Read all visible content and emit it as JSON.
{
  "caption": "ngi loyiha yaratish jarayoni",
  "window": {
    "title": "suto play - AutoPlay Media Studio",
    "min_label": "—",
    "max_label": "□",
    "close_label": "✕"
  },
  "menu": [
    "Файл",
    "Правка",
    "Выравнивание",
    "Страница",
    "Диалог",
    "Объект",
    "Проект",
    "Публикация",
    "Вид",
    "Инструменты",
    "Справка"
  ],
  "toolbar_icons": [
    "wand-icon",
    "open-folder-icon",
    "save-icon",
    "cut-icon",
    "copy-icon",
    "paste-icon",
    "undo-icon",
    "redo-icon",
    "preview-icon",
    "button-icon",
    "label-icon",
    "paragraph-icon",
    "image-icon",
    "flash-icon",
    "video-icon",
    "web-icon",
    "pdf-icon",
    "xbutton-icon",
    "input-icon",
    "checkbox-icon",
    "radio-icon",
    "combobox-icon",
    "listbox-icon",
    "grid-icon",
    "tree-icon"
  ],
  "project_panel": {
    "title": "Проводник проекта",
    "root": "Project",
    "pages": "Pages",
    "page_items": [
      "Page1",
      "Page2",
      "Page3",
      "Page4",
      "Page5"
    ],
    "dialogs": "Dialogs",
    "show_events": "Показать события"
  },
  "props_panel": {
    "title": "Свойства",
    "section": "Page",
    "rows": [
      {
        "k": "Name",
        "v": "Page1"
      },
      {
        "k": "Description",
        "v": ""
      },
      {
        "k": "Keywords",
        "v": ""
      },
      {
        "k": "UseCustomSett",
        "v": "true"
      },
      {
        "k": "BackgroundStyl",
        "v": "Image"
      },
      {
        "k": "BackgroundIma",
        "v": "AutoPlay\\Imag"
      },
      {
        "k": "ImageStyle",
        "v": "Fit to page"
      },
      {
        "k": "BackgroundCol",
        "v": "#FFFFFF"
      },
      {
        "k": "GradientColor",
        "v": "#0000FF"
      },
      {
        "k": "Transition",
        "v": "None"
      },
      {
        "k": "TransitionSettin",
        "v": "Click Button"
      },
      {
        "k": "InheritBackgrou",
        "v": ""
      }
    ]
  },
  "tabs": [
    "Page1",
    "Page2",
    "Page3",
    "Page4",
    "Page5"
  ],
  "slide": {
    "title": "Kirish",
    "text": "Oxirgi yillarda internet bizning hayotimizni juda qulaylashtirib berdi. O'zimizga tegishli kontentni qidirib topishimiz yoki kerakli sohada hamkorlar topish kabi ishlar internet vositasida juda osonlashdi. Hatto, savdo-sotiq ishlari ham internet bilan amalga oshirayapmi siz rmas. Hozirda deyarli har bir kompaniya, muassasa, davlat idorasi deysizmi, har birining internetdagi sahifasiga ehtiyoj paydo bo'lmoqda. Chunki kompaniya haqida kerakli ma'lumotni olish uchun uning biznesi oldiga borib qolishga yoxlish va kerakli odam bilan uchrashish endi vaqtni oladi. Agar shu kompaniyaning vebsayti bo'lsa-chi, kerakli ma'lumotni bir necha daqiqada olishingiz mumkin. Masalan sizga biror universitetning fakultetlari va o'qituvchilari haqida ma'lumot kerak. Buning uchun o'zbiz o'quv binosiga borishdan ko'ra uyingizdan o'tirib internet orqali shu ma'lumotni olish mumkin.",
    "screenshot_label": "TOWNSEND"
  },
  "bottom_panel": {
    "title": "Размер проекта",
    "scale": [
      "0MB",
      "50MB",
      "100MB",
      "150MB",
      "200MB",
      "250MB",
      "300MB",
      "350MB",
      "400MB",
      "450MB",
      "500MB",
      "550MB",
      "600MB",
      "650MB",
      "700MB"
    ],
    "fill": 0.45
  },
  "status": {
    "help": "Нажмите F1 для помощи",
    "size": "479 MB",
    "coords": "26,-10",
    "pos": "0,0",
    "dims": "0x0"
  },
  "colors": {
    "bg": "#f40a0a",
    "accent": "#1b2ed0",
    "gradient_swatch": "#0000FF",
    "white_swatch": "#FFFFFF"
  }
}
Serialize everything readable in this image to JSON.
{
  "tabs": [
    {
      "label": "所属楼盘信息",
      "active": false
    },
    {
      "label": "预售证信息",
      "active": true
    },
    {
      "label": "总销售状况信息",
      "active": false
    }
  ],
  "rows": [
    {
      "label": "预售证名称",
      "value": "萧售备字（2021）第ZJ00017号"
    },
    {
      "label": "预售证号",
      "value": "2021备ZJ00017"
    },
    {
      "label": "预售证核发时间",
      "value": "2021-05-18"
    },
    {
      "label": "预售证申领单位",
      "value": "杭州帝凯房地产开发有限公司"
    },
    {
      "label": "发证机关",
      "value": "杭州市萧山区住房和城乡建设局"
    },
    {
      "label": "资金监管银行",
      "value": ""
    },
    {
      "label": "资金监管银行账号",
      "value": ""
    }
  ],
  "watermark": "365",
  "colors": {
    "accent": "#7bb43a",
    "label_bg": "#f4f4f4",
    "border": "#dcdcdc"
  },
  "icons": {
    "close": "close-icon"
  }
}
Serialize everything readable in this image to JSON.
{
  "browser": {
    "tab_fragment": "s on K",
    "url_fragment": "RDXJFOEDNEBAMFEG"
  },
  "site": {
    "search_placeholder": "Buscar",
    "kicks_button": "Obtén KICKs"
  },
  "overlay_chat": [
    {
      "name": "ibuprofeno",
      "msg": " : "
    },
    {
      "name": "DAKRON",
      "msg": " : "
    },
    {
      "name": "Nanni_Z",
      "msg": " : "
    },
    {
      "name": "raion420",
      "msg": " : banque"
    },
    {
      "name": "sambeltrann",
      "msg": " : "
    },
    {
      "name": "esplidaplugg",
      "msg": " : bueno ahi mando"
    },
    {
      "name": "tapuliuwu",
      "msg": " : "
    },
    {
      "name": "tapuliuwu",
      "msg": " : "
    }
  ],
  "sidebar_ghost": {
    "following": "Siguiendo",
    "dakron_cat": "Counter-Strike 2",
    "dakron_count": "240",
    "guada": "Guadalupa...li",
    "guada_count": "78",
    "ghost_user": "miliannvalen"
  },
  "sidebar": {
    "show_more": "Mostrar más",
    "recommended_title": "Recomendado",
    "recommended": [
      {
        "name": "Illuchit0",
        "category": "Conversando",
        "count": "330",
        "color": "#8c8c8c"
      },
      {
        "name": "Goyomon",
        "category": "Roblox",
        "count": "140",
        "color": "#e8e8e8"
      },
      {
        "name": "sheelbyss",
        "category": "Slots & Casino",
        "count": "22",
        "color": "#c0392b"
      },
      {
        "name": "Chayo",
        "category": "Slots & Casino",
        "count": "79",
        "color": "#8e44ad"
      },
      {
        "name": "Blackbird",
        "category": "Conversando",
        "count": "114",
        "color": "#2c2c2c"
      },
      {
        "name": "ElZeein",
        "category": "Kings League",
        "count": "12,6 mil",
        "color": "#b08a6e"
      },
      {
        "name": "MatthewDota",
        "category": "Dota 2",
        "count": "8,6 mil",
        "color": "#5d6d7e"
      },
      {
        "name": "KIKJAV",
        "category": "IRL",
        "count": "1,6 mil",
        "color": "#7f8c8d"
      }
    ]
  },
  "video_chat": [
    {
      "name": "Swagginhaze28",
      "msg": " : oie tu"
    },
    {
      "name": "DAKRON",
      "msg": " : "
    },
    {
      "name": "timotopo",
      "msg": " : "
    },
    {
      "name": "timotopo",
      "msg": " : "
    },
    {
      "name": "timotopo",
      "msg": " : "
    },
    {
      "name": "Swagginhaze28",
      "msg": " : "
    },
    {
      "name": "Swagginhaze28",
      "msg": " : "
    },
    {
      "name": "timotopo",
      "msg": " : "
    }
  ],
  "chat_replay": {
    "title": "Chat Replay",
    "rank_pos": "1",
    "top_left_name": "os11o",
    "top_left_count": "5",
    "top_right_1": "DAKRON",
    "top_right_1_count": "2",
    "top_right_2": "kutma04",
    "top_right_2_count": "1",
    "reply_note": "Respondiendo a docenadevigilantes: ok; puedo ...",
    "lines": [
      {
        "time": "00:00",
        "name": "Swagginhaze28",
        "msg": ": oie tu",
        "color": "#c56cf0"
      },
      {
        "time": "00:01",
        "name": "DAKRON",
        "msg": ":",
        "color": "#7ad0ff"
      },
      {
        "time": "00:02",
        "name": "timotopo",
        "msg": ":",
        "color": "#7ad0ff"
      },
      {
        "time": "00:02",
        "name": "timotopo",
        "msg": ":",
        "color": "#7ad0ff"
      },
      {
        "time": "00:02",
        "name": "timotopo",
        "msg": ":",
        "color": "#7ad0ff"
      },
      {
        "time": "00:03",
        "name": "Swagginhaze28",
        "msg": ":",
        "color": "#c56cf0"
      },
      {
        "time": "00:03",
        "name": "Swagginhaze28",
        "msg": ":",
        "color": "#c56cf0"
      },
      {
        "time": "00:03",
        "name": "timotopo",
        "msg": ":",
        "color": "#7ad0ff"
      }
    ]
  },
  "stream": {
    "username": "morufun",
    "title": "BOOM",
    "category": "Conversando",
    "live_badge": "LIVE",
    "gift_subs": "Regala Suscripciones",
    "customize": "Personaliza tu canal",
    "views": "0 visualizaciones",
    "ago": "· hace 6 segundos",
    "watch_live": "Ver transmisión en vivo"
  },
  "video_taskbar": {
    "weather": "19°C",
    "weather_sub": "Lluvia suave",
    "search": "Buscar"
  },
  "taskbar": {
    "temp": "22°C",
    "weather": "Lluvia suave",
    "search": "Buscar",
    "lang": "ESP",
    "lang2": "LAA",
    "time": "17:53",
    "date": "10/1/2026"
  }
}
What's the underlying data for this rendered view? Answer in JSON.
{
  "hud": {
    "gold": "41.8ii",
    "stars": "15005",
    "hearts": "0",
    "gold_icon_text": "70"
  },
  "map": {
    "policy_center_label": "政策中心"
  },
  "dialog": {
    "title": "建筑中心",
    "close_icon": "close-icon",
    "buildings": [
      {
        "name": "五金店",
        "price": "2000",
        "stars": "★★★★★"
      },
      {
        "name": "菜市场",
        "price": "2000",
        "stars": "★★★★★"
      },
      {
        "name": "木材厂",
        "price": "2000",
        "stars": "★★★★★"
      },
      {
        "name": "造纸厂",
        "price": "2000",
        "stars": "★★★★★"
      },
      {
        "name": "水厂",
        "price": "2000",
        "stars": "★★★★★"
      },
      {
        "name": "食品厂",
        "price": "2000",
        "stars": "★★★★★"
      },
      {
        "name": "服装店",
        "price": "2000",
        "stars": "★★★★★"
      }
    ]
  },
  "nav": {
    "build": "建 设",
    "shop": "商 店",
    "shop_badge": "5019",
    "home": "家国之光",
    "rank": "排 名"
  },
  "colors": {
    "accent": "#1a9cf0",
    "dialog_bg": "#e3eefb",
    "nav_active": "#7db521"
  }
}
-=-=-
**What this task involves:**
Repeat only what runs from the line holding "What's the underlying" to the end of the data, keeping every line exactly as written, first and last included.

**Solved exercise:**
What's the underlying data for this rendered view? Answer in JSON.
{
  "hud": {
    "gold": "41.8ii",
    "stars": "15005",
    "hearts": "0",
    "gold_icon_text": "70"
  },
  "map": {
    "policy_center_label": "政策中心"
  },
  "dialog": {
    "title": "建筑中心",
    "close_icon": "close-icon",
    "buildings": [
      {
        "name": "五金店",
        "price": "2000",
        "stars": "★★★★★"
      },
      {
        "name": "菜市场",
        "price": "2000",
        "stars": "★★★★★"
      },
      {
        "name": "木材厂",
        "price": "2000",
        "stars": "★★★★★"
      },
      {
        "name": "造纸厂",
        "price": "2000",
        "stars": "★★★★★"
      },
      {
        "name": "水厂",
        "price": "2000",
        "stars": "★★★★★"
      },
      {
        "name": "食品厂",
        "price": "2000",
        "stars": "★★★★★"
      },
      {
        "name": "服装店",
        "price": "2000",
        "stars": "★★★★★"
      }
    ]
  },
  "nav": {
    "build": "建 设",
    "shop": "商 店",
    "shop_badge": "5019",
    "home": "家国之光",
    "rank": "排 名"
  },
  "colors": {
    "accent": "#1a9cf0",
    "dialog_bg": "#e3eefb",
    "nav_active": "#7db521"
  }
}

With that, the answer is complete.